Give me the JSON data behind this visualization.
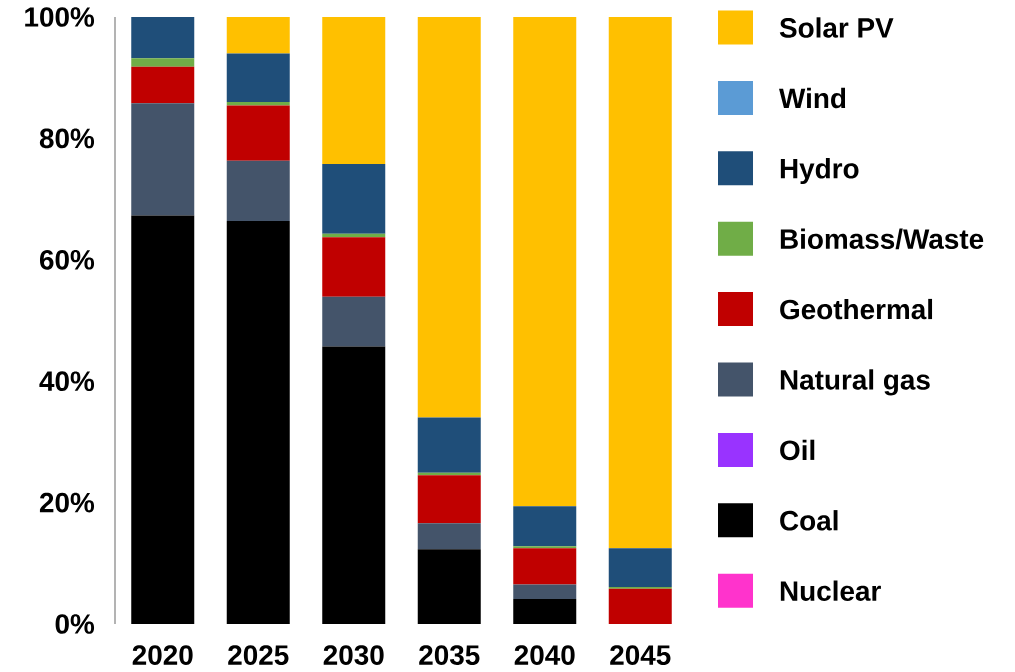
{
  "chart_data": {
    "type": "bar",
    "stacked": true,
    "categories": [
      "2020",
      "2025",
      "2030",
      "2035",
      "2040",
      "2045"
    ],
    "series": [
      {
        "name": "Nuclear",
        "color": "#ff33cc",
        "values": [
          0,
          0,
          0,
          0,
          0,
          0
        ]
      },
      {
        "name": "Coal",
        "color": "#000000",
        "values": [
          67.3,
          66.4,
          45.7,
          12.3,
          4.1,
          0
        ]
      },
      {
        "name": "Oil",
        "color": "#9933ff",
        "values": [
          0,
          0,
          0,
          0,
          0,
          0
        ]
      },
      {
        "name": "Natural gas",
        "color": "#44546a",
        "values": [
          18.5,
          9.9,
          8.2,
          4.3,
          2.4,
          0
        ]
      },
      {
        "name": "Geothermal",
        "color": "#c00000",
        "values": [
          6.0,
          9.1,
          9.8,
          7.9,
          6.0,
          5.8
        ]
      },
      {
        "name": "Biomass/Waste",
        "color": "#70ad47",
        "values": [
          1.4,
          0.6,
          0.6,
          0.4,
          0.3,
          0.3
        ]
      },
      {
        "name": "Hydro",
        "color": "#1f4e79",
        "values": [
          6.8,
          8.0,
          11.5,
          9.1,
          6.6,
          6.4
        ]
      },
      {
        "name": "Wind",
        "color": "#5b9bd5",
        "values": [
          0,
          0,
          0,
          0,
          0,
          0
        ]
      },
      {
        "name": "Solar PV",
        "color": "#ffc000",
        "values": [
          0,
          6.0,
          24.2,
          66.0,
          80.6,
          87.5
        ]
      }
    ],
    "ylim": [
      0,
      100
    ],
    "yticks": [
      {
        "value": 0,
        "label": "0%"
      },
      {
        "value": 20,
        "label": "20%"
      },
      {
        "value": 40,
        "label": "40%"
      },
      {
        "value": 60,
        "label": "60%"
      },
      {
        "value": 80,
        "label": "80%"
      },
      {
        "value": 100,
        "label": "100%"
      }
    ],
    "legend": "right"
  }
}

■ ■ ■

■ WRITTEN TASK: Every entry above should be duplicated exactly. Do not include the images.

■ ANSWER TO THE EXERCISE:
Give me the JSON data behind this visualization.
{
  "chart_data": {
    "type": "bar",
    "stacked": true,
    "categories": [
      "2020",
      "2025",
      "2030",
      "2035",
      "2040",
      "2045"
    ],
    "series": [
      {
        "name": "Nuclear",
        "color": "#ff33cc",
        "values": [
          0,
          0,
          0,
          0,
          0,
          0
        ]
      },
      {
        "name": "Coal",
        "color": "#000000",
        "values": [
          67.3,
          66.4,
          45.7,
          12.3,
          4.1,
          0
        ]
      },
      {
        "name": "Oil",
        "color": "#9933ff",
        "values": [
          0,
          0,
          0,
          0,
          0,
          0
        ]
      },
      {
        "name": "Natural gas",
        "color": "#44546a",
        "values": [
          18.5,
          9.9,
          8.2,
          4.3,
          2.4,
          0
        ]
      },
      {
        "name": "Geothermal",
        "color": "#c00000",
        "values": [
          6.0,
          9.1,
          9.8,
          7.9,
          6.0,
          5.8
        ]
      },
      {
        "name": "Biomass/Waste",
        "color": "#70ad47",
        "values": [
          1.4,
          0.6,
          0.6,
          0.4,
          0.3,
          0.3
        ]
      },
      {
        "name": "Hydro",
        "color": "#1f4e79",
        "values": [
          6.8,
          8.0,
          11.5,
          9.1,
          6.6,
          6.4
        ]
      },
      {
        "name": "Wind",
        "color": "#5b9bd5",
        "values": [
          0,
          0,
          0,
          0,
          0,
          0
        ]
      },
      {
        "name": "Solar PV",
        "color": "#ffc000",
        "values": [
          0,
          6.0,
          24.2,
          66.0,
          80.6,
          87.5
        ]
      }
    ],
    "ylim": [
      0,
      100
    ],
    "yticks": [
      {
        "value": 0,
        "label": "0%"
      },
      {
        "value": 20,
        "label": "20%"
      },
      {
        "value": 40,
        "label": "40%"
      },
      {
        "value": 60,
        "label": "60%"
      },
      {
        "value": 80,
        "label": "80%"
      },
      {
        "value": 100,
        "label": "100%"
      }
    ],
    "legend": "right"
  }
}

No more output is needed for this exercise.